## SUPPLIED DATA
----------

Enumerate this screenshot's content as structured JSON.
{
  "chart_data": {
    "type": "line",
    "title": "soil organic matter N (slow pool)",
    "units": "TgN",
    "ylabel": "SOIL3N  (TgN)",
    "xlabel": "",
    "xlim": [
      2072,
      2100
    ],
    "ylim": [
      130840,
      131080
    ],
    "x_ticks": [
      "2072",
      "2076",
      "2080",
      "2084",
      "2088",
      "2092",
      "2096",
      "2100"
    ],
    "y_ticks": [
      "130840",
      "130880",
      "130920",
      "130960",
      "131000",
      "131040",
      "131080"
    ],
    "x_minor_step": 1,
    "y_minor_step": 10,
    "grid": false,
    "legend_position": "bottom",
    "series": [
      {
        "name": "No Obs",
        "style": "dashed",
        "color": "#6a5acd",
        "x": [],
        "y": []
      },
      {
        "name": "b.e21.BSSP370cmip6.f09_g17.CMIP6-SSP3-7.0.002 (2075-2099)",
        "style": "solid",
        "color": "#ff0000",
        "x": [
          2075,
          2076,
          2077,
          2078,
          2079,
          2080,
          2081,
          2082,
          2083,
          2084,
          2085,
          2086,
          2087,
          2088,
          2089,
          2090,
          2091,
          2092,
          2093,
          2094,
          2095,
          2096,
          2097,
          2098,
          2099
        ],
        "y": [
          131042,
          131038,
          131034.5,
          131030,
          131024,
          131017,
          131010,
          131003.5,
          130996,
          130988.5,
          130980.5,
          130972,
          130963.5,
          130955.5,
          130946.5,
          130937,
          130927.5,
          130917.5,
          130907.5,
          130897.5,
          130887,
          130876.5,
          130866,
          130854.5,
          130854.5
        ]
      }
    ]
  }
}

----------

## YOUR GOAL
Within the listing, how many lines hold the word "name"? Only the number is to be given.

## THE RESPONSE
2